Stored data
---------------

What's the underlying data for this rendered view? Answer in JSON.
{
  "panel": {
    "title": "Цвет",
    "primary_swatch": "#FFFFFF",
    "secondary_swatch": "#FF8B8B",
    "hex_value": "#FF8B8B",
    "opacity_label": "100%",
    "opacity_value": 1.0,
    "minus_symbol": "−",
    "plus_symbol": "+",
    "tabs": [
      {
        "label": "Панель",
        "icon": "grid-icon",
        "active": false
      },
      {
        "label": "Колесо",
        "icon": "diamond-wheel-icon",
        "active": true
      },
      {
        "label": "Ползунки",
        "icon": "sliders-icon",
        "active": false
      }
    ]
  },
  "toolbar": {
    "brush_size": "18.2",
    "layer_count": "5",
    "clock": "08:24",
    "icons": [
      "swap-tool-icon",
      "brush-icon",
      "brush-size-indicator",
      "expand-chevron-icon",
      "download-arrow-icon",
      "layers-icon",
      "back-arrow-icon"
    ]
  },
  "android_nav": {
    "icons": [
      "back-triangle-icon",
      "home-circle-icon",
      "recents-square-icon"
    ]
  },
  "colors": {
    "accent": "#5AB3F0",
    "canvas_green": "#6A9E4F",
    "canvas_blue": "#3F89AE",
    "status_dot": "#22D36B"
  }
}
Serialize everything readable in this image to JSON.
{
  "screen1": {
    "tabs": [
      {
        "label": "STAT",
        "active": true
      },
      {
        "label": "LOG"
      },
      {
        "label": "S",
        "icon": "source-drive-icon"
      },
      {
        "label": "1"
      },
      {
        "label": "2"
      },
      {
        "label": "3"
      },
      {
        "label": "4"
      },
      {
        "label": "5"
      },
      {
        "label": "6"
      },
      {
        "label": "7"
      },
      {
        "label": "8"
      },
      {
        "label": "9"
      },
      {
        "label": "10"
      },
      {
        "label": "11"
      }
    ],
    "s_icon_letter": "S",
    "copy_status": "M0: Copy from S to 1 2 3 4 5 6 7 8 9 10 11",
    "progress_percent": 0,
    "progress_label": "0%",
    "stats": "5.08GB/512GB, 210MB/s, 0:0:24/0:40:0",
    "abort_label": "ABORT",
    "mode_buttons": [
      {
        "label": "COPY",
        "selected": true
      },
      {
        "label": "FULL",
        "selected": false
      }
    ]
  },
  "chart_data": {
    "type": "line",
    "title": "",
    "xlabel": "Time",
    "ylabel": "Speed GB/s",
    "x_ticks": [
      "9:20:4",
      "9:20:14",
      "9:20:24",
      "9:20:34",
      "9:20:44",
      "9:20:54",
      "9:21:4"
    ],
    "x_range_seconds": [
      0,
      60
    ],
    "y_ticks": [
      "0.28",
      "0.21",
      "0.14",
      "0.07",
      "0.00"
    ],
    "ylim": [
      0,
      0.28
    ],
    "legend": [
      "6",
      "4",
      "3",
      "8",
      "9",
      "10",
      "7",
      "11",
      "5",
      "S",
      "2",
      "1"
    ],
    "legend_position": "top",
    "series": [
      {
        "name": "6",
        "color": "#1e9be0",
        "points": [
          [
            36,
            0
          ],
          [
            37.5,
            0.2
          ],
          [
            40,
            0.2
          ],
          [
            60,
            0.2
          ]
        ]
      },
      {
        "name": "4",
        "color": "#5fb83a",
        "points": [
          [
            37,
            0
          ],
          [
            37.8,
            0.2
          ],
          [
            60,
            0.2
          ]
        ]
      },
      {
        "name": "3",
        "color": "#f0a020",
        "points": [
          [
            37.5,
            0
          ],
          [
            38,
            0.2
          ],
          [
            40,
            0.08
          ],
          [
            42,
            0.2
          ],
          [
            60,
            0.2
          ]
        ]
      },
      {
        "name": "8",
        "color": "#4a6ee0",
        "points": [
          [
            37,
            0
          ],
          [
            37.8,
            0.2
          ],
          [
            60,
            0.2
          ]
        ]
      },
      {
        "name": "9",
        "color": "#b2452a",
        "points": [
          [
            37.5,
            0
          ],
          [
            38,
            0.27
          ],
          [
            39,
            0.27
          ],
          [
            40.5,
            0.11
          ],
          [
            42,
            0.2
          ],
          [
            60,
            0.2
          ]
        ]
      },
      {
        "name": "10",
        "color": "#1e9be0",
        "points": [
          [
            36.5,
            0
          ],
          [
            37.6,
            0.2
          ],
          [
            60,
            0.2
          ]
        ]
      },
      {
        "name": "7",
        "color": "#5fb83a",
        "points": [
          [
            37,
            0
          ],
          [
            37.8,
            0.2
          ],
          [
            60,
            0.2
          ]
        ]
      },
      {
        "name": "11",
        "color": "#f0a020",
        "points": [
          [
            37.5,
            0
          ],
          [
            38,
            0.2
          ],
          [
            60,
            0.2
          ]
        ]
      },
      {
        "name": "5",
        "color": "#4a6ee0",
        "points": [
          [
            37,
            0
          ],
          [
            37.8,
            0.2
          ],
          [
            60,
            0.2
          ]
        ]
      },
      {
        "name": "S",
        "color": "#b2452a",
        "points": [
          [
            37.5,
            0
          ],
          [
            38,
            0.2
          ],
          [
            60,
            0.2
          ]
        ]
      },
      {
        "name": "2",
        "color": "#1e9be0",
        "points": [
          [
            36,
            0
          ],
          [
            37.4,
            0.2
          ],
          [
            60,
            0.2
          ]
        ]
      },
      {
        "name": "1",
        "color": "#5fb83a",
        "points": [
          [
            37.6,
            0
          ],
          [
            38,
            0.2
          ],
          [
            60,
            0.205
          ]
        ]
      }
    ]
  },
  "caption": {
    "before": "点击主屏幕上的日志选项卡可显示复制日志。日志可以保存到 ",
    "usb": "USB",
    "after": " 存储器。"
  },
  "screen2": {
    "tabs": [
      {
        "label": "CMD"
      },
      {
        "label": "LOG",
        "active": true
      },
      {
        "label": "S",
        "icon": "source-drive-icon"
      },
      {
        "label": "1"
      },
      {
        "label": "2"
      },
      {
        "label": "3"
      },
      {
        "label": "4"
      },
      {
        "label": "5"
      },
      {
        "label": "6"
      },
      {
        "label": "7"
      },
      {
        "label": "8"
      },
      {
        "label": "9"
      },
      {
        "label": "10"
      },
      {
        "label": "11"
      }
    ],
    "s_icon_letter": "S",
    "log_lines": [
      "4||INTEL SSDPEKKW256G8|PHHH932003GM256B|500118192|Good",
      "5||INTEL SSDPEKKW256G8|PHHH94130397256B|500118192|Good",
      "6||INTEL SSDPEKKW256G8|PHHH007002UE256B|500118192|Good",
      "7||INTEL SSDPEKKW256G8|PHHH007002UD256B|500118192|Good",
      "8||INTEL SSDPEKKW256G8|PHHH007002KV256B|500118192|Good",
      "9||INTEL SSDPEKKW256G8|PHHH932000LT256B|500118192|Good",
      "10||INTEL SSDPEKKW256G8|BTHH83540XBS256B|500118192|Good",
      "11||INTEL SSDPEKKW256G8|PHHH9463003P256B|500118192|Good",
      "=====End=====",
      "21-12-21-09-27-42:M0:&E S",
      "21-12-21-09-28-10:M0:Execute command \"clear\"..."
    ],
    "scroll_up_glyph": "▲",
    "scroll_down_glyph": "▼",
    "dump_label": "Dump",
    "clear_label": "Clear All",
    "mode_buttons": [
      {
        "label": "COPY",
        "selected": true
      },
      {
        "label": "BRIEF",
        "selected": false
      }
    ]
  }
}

---------------

→ The task
Without omitting anything, output the entries exactly.

→ Complete output
What's the underlying data for this rendered view? Answer in JSON.
{
  "panel": {
    "title": "Цвет",
    "primary_swatch": "#FFFFFF",
    "secondary_swatch": "#FF8B8B",
    "hex_value": "#FF8B8B",
    "opacity_label": "100%",
    "opacity_value": 1.0,
    "minus_symbol": "−",
    "plus_symbol": "+",
    "tabs": [
      {
        "label": "Панель",
        "icon": "grid-icon",
        "active": false
      },
      {
        "label": "Колесо",
        "icon": "diamond-wheel-icon",
        "active": true
      },
      {
        "label": "Ползунки",
        "icon": "sliders-icon",
        "active": false
      }
    ]
  },
  "toolbar": {
    "brush_size": "18.2",
    "layer_count": "5",
    "clock": "08:24",
    "icons": [
      "swap-tool-icon",
      "brush-icon",
      "brush-size-indicator",
      "expand-chevron-icon",
      "download-arrow-icon",
      "layers-icon",
      "back-arrow-icon"
    ]
  },
  "android_nav": {
    "icons": [
      "back-triangle-icon",
      "home-circle-icon",
      "recents-square-icon"
    ]
  },
  "colors": {
    "accent": "#5AB3F0",
    "canvas_green": "#6A9E4F",
    "canvas_blue": "#3F89AE",
    "status_dot": "#22D36B"
  }
}
Serialize everything readable in this image to JSON.
{
  "screen1": {
    "tabs": [
      {
        "label": "STAT",
        "active": true
      },
      {
        "label": "LOG"
      },
      {
        "label": "S",
        "icon": "source-drive-icon"
      },
      {
        "label": "1"
      },
      {
        "label": "2"
      },
      {
        "label": "3"
      },
      {
        "label": "4"
      },
      {
        "label": "5"
      },
      {
        "label": "6"
      },
      {
        "label": "7"
      },
      {
        "label": "8"
      },
      {
        "label": "9"
      },
      {
        "label": "10"
      },
      {
        "label": "11"
      }
    ],
    "s_icon_letter": "S",
    "copy_status": "M0: Copy from S to 1 2 3 4 5 6 7 8 9 10 11",
    "progress_percent": 0,
    "progress_label": "0%",
    "stats": "5.08GB/512GB, 210MB/s, 0:0:24/0:40:0",
    "abort_label": "ABORT",
    "mode_buttons": [
      {
        "label": "COPY",
        "selected": true
      },
      {
        "label": "FULL",
        "selected": false
      }
    ]
  },
  "chart_data": {
    "type": "line",
    "title": "",
    "xlabel": "Time",
    "ylabel": "Speed GB/s",
    "x_ticks": [
      "9:20:4",
      "9:20:14",
      "9:20:24",
      "9:20:34",
      "9:20:44",
      "9:20:54",
      "9:21:4"
    ],
    "x_range_seconds": [
      0,
      60
    ],
    "y_ticks": [
      "0.28",
      "0.21",
      "0.14",
      "0.07",
      "0.00"
    ],
    "ylim": [
      0,
      0.28
    ],
    "legend": [
      "6",
      "4",
      "3",
      "8",
      "9",
      "10",
      "7",
      "11",
      "5",
      "S",
      "2",
      "1"
    ],
    "legend_position": "top",
    "series": [
      {
        "name": "6",
        "color": "#1e9be0",
        "points": [
          [
            36,
            0
          ],
          [
            37.5,
            0.2
          ],
          [
            40,
            0.2
          ],
          [
            60,
            0.2
          ]
        ]
      },
      {
        "name": "4",
        "color": "#5fb83a",
        "points": [
          [
            37,
            0
          ],
          [
            37.8,
            0.2
          ],
          [
            60,
            0.2
          ]
        ]
      },
      {
        "name": "3",
        "color": "#f0a020",
        "points": [
          [
            37.5,
            0
          ],
          [
            38,
            0.2
          ],
          [
            40,
            0.08
          ],
          [
            42,
            0.2
          ],
          [
            60,
            0.2
          ]
        ]
      },
      {
        "name": "8",
        "color": "#4a6ee0",
        "points": [
          [
            37,
            0
          ],
          [
            37.8,
            0.2
          ],
          [
            60,
            0.2
          ]
        ]
      },
      {
        "name": "9",
        "color": "#b2452a",
        "points": [
          [
            37.5,
            0
          ],
          [
            38,
            0.27
          ],
          [
            39,
            0.27
          ],
          [
            40.5,
            0.11
          ],
          [
            42,
            0.2
          ],
          [
            60,
            0.2
          ]
        ]
      },
      {
        "name": "10",
        "color": "#1e9be0",
        "points": [
          [
            36.5,
            0
          ],
          [
            37.6,
            0.2
          ],
          [
            60,
            0.2
          ]
        ]
      },
      {
        "name": "7",
        "color": "#5fb83a",
        "points": [
          [
            37,
            0
          ],
          [
            37.8,
            0.2
          ],
          [
            60,
            0.2
          ]
        ]
      },
      {
        "name": "11",
        "color": "#f0a020",
        "points": [
          [
            37.5,
            0
          ],
          [
            38,
            0.2
          ],
          [
            60,
            0.2
          ]
        ]
      },
      {
        "name": "5",
        "color": "#4a6ee0",
        "points": [
          [
            37,
            0
          ],
          [
            37.8,
            0.2
          ],
          [
            60,
            0.2
          ]
        ]
      },
      {
        "name": "S",
        "color": "#b2452a",
        "points": [
          [
            37.5,
            0
          ],
          [
            38,
            0.2
          ],
          [
            60,
            0.2
          ]
        ]
      },
      {
        "name": "2",
        "color": "#1e9be0",
        "points": [
          [
            36,
            0
          ],
          [
            37.4,
            0.2
          ],
          [
            60,
            0.2
          ]
        ]
      },
      {
        "name": "1",
        "color": "#5fb83a",
        "points": [
          [
            37.6,
            0
          ],
          [
            38,
            0.2
          ],
          [
            60,
            0.205
          ]
        ]
      }
    ]
  },
  "caption": {
    "before": "点击主屏幕上的日志选项卡可显示复制日志。日志可以保存到 ",
    "usb": "USB",
    "after": " 存储器。"
  },
  "screen2": {
    "tabs": [
      {
        "label": "CMD"
      },
      {
        "label": "LOG",
        "active": true
      },
      {
        "label": "S",
        "icon": "source-drive-icon"
      },
      {
        "label": "1"
      },
      {
        "label": "2"
      },
      {
        "label": "3"
      },
      {
        "label": "4"
      },
      {
        "label": "5"
      },
      {
        "label": "6"
      },
      {
        "label": "7"
      },
      {
        "label": "8"
      },
      {
        "label": "9"
      },
      {
        "label": "10"
      },
      {
        "label": "11"
      }
    ],
    "s_icon_letter": "S",
    "log_lines": [
      "4||INTEL SSDPEKKW256G8|PHHH932003GM256B|500118192|Good",
      "5||INTEL SSDPEKKW256G8|PHHH94130397256B|500118192|Good",
      "6||INTEL SSDPEKKW256G8|PHHH007002UE256B|500118192|Good",
      "7||INTEL SSDPEKKW256G8|PHHH007002UD256B|500118192|Good",
      "8||INTEL SSDPEKKW256G8|PHHH007002KV256B|500118192|Good",
      "9||INTEL SSDPEKKW256G8|PHHH932000LT256B|500118192|Good",
      "10||INTEL SSDPEKKW256G8|BTHH83540XBS256B|500118192|Good",
      "11||INTEL SSDPEKKW256G8|PHHH9463003P256B|500118192|Good",
      "=====End=====",
      "21-12-21-09-27-42:M0:&E S",
      "21-12-21-09-28-10:M0:Execute command \"clear\"..."
    ],
    "scroll_up_glyph": "▲",
    "scroll_down_glyph": "▼",
    "dump_label": "Dump",
    "clear_label": "Clear All",
    "mode_buttons": [
      {
        "label": "COPY",
        "selected": true
      },
      {
        "label": "BRIEF",
        "selected": false
      }
    ]
  }
}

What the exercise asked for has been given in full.